======== Provided data ========
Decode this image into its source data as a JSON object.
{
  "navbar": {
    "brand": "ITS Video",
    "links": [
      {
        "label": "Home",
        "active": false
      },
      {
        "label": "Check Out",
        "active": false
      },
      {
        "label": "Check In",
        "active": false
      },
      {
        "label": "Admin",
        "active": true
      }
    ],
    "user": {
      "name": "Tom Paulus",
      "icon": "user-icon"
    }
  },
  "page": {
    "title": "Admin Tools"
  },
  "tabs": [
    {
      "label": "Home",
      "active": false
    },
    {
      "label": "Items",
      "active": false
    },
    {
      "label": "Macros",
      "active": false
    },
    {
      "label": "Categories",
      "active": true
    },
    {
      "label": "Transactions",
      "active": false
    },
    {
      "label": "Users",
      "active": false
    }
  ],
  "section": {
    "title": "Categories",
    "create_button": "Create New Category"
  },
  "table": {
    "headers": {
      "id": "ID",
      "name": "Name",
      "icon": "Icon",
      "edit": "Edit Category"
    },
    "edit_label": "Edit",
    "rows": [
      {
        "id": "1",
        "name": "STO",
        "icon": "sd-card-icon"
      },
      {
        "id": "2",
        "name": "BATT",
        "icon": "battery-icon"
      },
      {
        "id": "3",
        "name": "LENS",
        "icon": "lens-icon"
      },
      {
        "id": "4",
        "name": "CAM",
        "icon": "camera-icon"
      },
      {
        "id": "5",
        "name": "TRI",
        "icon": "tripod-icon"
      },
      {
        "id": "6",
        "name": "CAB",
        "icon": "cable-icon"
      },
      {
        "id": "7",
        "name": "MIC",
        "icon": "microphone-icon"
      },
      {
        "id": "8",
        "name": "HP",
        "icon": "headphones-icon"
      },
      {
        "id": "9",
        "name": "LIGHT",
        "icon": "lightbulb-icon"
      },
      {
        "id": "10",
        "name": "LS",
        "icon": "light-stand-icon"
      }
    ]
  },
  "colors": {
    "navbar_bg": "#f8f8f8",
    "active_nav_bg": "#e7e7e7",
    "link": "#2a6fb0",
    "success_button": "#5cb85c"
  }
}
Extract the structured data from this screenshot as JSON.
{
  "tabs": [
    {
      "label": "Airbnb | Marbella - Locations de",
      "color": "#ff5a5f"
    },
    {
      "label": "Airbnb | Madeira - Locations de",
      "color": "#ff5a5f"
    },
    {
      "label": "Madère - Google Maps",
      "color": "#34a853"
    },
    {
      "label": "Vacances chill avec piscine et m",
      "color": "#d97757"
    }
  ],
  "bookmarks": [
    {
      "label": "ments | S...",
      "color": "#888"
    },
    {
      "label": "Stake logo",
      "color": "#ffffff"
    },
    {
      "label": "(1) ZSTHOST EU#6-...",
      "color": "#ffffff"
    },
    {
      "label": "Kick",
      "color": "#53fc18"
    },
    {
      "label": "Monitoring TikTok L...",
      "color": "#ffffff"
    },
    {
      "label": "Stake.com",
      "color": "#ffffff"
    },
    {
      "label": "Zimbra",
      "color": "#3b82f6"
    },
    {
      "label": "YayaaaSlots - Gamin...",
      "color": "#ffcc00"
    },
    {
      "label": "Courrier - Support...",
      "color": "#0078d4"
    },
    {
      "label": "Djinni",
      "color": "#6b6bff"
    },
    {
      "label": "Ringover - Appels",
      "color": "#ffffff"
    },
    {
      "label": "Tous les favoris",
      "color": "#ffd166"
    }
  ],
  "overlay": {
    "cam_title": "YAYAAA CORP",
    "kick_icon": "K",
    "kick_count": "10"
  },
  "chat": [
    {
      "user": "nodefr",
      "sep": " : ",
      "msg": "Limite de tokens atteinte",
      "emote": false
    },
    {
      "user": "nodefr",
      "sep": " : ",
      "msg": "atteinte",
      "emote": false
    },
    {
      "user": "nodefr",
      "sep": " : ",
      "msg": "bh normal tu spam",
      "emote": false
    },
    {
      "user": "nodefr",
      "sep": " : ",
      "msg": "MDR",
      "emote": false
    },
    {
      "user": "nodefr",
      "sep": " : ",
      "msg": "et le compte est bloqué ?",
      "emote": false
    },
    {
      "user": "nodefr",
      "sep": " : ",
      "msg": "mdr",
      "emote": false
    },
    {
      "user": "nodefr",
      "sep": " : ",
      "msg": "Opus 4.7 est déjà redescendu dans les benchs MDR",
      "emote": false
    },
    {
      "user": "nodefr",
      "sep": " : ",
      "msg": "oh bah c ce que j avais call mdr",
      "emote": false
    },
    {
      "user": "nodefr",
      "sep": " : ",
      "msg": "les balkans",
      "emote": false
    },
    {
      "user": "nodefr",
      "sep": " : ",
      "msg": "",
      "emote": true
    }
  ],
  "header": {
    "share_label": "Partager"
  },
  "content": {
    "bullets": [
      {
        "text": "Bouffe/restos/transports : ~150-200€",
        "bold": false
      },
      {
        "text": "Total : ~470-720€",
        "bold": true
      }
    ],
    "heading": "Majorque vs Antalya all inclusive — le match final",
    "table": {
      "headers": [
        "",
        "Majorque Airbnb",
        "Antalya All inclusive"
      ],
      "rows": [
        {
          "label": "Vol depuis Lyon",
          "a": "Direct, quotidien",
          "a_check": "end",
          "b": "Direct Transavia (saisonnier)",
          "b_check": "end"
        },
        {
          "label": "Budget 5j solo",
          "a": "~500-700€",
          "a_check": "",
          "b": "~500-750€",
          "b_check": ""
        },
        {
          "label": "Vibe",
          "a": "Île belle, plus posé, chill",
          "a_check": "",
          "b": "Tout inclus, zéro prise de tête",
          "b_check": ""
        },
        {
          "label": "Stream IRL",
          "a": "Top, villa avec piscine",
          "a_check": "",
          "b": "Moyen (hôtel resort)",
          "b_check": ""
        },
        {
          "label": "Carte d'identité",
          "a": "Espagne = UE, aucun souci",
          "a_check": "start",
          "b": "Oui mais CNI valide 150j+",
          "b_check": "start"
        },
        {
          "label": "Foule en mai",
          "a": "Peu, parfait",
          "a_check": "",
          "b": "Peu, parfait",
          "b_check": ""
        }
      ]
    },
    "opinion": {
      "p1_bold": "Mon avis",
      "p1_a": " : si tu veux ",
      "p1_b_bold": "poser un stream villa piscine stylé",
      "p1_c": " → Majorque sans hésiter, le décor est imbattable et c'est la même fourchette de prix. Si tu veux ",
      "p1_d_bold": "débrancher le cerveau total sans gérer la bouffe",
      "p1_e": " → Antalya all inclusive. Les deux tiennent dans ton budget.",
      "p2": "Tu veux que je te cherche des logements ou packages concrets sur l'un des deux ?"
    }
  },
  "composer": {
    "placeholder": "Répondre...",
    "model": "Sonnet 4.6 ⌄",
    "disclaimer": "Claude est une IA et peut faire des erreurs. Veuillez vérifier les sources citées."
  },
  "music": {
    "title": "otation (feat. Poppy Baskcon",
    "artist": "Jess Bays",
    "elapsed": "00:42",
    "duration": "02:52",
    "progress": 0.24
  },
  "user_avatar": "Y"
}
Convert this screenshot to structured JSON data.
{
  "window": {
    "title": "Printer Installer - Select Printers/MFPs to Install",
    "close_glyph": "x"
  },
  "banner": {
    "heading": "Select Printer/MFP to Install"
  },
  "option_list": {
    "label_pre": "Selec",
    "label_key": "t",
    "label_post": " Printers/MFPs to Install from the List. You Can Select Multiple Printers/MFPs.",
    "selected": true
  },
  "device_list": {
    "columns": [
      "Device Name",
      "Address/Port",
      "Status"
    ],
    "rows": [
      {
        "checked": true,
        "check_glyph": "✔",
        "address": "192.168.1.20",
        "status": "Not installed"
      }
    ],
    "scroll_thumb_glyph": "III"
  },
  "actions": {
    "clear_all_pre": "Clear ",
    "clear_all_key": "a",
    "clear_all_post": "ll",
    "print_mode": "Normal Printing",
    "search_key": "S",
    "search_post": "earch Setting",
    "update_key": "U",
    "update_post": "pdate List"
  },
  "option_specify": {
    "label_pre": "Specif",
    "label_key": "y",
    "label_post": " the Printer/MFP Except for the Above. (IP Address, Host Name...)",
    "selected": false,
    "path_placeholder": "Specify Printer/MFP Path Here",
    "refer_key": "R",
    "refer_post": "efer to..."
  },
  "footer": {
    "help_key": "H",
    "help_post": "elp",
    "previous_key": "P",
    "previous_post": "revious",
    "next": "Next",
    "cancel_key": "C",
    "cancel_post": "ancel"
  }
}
========
Exercise instructions: Write out again, exactly, the lines from the one holding "Convert this screenshot" through the end of the listing, with both ends included.

Full output:
Convert this screenshot to structured JSON data.
{
  "window": {
    "title": "Printer Installer - Select Printers/MFPs to Install",
    "close_glyph": "x"
  },
  "banner": {
    "heading": "Select Printer/MFP to Install"
  },
  "option_list": {
    "label_pre": "Selec",
    "label_key": "t",
    "label_post": " Printers/MFPs to Install from the List. You Can Select Multiple Printers/MFPs.",
    "selected": true
  },
  "device_list": {
    "columns": [
      "Device Name",
      "Address/Port",
      "Status"
    ],
    "rows": [
      {
        "checked": true,
        "check_glyph": "✔",
        "address": "192.168.1.20",
        "status": "Not installed"
      }
    ],
    "scroll_thumb_glyph": "III"
  },
  "actions": {
    "clear_all_pre": "Clear ",
    "clear_all_key": "a",
    "clear_all_post": "ll",
    "print_mode": "Normal Printing",
    "search_key": "S",
    "search_post": "earch Setting",
    "update_key": "U",
    "update_post": "pdate List"
  },
  "option_specify": {
    "label_pre": "Specif",
    "label_key": "y",
    "label_post": " the Printer/MFP Except for the Above. (IP Address, Host Name...)",
    "selected": false,
    "path_placeholder": "Specify Printer/MFP Path Here",
    "refer_key": "R",
    "refer_post": "efer to..."
  },
  "footer": {
    "help_key": "H",
    "help_post": "elp",
    "previous_key": "P",
    "previous_post": "revious",
    "next": "Next",
    "cancel_key": "C",
    "cancel_post": "ancel"
  }
}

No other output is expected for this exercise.